TASK DESCRIPTION →
Repeat the whole listing exactly.

ENTRIES SHOWN →

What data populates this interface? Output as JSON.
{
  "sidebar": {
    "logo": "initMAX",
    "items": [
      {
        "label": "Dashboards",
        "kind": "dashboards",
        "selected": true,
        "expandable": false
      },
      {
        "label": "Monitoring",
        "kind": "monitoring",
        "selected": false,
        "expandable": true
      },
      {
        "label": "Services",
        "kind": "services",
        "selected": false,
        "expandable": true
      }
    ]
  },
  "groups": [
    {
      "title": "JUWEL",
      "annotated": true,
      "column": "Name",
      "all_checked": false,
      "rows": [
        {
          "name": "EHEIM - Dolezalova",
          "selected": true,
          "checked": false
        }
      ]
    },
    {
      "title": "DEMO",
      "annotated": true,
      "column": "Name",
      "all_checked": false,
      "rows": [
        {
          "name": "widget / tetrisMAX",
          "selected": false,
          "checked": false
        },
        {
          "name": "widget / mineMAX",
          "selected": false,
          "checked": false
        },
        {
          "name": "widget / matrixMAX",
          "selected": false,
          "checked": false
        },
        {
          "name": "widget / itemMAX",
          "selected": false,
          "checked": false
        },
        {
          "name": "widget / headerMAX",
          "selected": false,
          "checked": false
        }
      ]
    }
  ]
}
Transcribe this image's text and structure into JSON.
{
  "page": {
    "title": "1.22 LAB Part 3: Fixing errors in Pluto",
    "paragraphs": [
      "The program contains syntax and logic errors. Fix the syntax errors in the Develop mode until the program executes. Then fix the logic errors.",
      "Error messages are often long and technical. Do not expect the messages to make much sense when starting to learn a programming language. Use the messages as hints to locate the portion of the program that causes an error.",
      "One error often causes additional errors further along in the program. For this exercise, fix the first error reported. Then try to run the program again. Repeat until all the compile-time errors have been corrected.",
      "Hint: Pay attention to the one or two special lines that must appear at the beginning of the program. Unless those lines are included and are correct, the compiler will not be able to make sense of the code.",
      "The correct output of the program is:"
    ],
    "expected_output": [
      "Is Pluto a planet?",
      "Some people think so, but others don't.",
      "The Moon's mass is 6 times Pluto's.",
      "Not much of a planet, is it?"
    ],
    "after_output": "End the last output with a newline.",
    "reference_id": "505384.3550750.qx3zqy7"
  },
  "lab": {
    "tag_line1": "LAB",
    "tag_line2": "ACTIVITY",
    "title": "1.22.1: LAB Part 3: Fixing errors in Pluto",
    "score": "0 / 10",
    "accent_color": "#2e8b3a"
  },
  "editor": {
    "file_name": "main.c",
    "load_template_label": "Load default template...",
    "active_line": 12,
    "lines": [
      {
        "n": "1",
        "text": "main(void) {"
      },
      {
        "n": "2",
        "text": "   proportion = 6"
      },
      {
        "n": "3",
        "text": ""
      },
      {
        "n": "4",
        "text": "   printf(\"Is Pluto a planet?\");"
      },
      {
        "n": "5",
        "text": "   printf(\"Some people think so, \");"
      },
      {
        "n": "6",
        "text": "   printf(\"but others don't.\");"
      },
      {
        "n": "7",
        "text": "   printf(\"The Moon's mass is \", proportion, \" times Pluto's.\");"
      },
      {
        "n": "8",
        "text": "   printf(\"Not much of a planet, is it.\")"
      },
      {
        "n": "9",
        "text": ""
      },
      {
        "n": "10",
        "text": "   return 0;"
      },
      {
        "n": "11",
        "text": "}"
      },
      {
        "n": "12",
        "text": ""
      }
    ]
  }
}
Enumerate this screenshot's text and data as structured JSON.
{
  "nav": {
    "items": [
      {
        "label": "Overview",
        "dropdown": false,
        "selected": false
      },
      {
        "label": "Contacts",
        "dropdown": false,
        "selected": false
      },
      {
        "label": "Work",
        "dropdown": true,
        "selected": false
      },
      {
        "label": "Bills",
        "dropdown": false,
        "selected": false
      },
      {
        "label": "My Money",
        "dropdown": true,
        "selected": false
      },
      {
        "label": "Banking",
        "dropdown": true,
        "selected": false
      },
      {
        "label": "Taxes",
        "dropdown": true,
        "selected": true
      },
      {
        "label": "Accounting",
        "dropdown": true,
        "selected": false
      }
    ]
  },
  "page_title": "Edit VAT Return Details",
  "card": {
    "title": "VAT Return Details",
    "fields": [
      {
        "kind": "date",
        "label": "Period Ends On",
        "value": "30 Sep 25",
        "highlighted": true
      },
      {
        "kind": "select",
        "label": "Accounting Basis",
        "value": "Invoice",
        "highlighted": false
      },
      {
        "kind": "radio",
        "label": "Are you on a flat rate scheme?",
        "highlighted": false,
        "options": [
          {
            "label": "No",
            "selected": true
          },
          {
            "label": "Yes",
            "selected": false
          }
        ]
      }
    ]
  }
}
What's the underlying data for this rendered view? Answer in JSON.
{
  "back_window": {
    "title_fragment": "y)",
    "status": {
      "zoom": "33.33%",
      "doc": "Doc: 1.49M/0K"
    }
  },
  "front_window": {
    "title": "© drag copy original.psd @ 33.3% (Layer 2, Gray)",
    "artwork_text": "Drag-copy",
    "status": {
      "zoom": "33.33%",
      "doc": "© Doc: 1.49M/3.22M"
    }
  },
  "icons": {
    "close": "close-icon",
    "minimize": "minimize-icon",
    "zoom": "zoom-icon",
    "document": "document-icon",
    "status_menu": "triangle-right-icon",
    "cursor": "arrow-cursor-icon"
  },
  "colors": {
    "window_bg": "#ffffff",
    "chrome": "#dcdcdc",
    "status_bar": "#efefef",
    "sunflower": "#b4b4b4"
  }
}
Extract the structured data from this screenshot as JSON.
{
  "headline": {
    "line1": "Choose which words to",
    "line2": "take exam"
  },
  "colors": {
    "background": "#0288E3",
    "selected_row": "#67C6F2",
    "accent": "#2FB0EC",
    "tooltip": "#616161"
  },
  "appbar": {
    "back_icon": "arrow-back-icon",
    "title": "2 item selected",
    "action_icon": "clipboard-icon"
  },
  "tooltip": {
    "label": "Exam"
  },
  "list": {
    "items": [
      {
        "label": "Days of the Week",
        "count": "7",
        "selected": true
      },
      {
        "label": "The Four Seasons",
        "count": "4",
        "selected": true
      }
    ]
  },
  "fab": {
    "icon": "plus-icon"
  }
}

RESPONSE TO THE TASK →
What data populates this interface? Output as JSON.
{
  "sidebar": {
    "logo": "initMAX",
    "items": [
      {
        "label": "Dashboards",
        "kind": "dashboards",
        "selected": true,
        "expandable": false
      },
      {
        "label": "Monitoring",
        "kind": "monitoring",
        "selected": false,
        "expandable": true
      },
      {
        "label": "Services",
        "kind": "services",
        "selected": false,
        "expandable": true
      }
    ]
  },
  "groups": [
    {
      "title": "JUWEL",
      "annotated": true,
      "column": "Name",
      "all_checked": false,
      "rows": [
        {
          "name": "EHEIM - Dolezalova",
          "selected": true,
          "checked": false
        }
      ]
    },
    {
      "title": "DEMO",
      "annotated": true,
      "column": "Name",
      "all_checked": false,
      "rows": [
        {
          "name": "widget / tetrisMAX",
          "selected": false,
          "checked": false
        },
        {
          "name": "widget / mineMAX",
          "selected": false,
          "checked": false
        },
        {
          "name": "widget / matrixMAX",
          "selected": false,
          "checked": false
        },
        {
          "name": "widget / itemMAX",
          "selected": false,
          "checked": false
        },
        {
          "name": "widget / headerMAX",
          "selected": false,
          "checked": false
        }
      ]
    }
  ]
}
Transcribe this image's text and structure into JSON.
{
  "page": {
    "title": "1.22 LAB Part 3: Fixing errors in Pluto",
    "paragraphs": [
      "The program contains syntax and logic errors. Fix the syntax errors in the Develop mode until the program executes. Then fix the logic errors.",
      "Error messages are often long and technical. Do not expect the messages to make much sense when starting to learn a programming language. Use the messages as hints to locate the portion of the program that causes an error.",
      "One error often causes additional errors further along in the program. For this exercise, fix the first error reported. Then try to run the program again. Repeat until all the compile-time errors have been corrected.",
      "Hint: Pay attention to the one or two special lines that must appear at the beginning of the program. Unless those lines are included and are correct, the compiler will not be able to make sense of the code.",
      "The correct output of the program is:"
    ],
    "expected_output": [
      "Is Pluto a planet?",
      "Some people think so, but others don't.",
      "The Moon's mass is 6 times Pluto's.",
      "Not much of a planet, is it?"
    ],
    "after_output": "End the last output with a newline.",
    "reference_id": "505384.3550750.qx3zqy7"
  },
  "lab": {
    "tag_line1": "LAB",
    "tag_line2": "ACTIVITY",
    "title": "1.22.1: LAB Part 3: Fixing errors in Pluto",
    "score": "0 / 10",
    "accent_color": "#2e8b3a"
  },
  "editor": {
    "file_name": "main.c",
    "load_template_label": "Load default template...",
    "active_line": 12,
    "lines": [
      {
        "n": "1",
        "text": "main(void) {"
      },
      {
        "n": "2",
        "text": "   proportion = 6"
      },
      {
        "n": "3",
        "text": ""
      },
      {
        "n": "4",
        "text": "   printf(\"Is Pluto a planet?\");"
      },
      {
        "n": "5",
        "text": "   printf(\"Some people think so, \");"
      },
      {
        "n": "6",
        "text": "   printf(\"but others don't.\");"
      },
      {
        "n": "7",
        "text": "   printf(\"The Moon's mass is \", proportion, \" times Pluto's.\");"
      },
      {
        "n": "8",
        "text": "   printf(\"Not much of a planet, is it.\")"
      },
      {
        "n": "9",
        "text": ""
      },
      {
        "n": "10",
        "text": "   return 0;"
      },
      {
        "n": "11",
        "text": "}"
      },
      {
        "n": "12",
        "text": ""
      }
    ]
  }
}
Enumerate this screenshot's text and data as structured JSON.
{
  "nav": {
    "items": [
      {
        "label": "Overview",
        "dropdown": false,
        "selected": false
      },
      {
        "label": "Contacts",
        "dropdown": false,
        "selected": false
      },
      {
        "label": "Work",
        "dropdown": true,
        "selected": false
      },
      {
        "label": "Bills",
        "dropdown": false,
        "selected": false
      },
      {
        "label": "My Money",
        "dropdown": true,
        "selected": false
      },
      {
        "label": "Banking",
        "dropdown": true,
        "selected": false
      },
      {
        "label": "Taxes",
        "dropdown": true,
        "selected": true
      },
      {
        "label": "Accounting",
        "dropdown": true,
        "selected": false
      }
    ]
  },
  "page_title": "Edit VAT Return Details",
  "card": {
    "title": "VAT Return Details",
    "fields": [
      {
        "kind": "date",
        "label": "Period Ends On",
        "value": "30 Sep 25",
        "highlighted": true
      },
      {
        "kind": "select",
        "label": "Accounting Basis",
        "value": "Invoice",
        "highlighted": false
      },
      {
        "kind": "radio",
        "label": "Are you on a flat rate scheme?",
        "highlighted": false,
        "options": [
          {
            "label": "No",
            "selected": true
          },
          {
            "label": "Yes",
            "selected": false
          }
        ]
      }
    ]
  }
}
What's the underlying data for this rendered view? Answer in JSON.
{
  "back_window": {
    "title_fragment": "y)",
    "status": {
      "zoom": "33.33%",
      "doc": "Doc: 1.49M/0K"
    }
  },
  "front_window": {
    "title": "© drag copy original.psd @ 33.3% (Layer 2, Gray)",
    "artwork_text": "Drag-copy",
    "status": {
      "zoom": "33.33%",
      "doc": "© Doc: 1.49M/3.22M"
    }
  },
  "icons": {
    "close": "close-icon",
    "minimize": "minimize-icon",
    "zoom": "zoom-icon",
    "document": "document-icon",
    "status_menu": "triangle-right-icon",
    "cursor": "arrow-cursor-icon"
  },
  "colors": {
    "window_bg": "#ffffff",
    "chrome": "#dcdcdc",
    "status_bar": "#efefef",
    "sunflower": "#b4b4b4"
  }
}
Extract the structured data from this screenshot as JSON.
{
  "headline": {
    "line1": "Choose which words to",
    "line2": "take exam"
  },
  "colors": {
    "background": "#0288E3",
    "selected_row": "#67C6F2",
    "accent": "#2FB0EC",
    "tooltip": "#616161"
  },
  "appbar": {
    "back_icon": "arrow-back-icon",
    "title": "2 item selected",
    "action_icon": "clipboard-icon"
  },
  "tooltip": {
    "label": "Exam"
  },
  "list": {
    "items": [
      {
        "label": "Days of the Week",
        "count": "7",
        "selected": true
      },
      {
        "label": "The Four Seasons",
        "count": "4",
        "selected": true
      }
    ]
  },
  "fab": {
    "icon": "plus-icon"
  }
}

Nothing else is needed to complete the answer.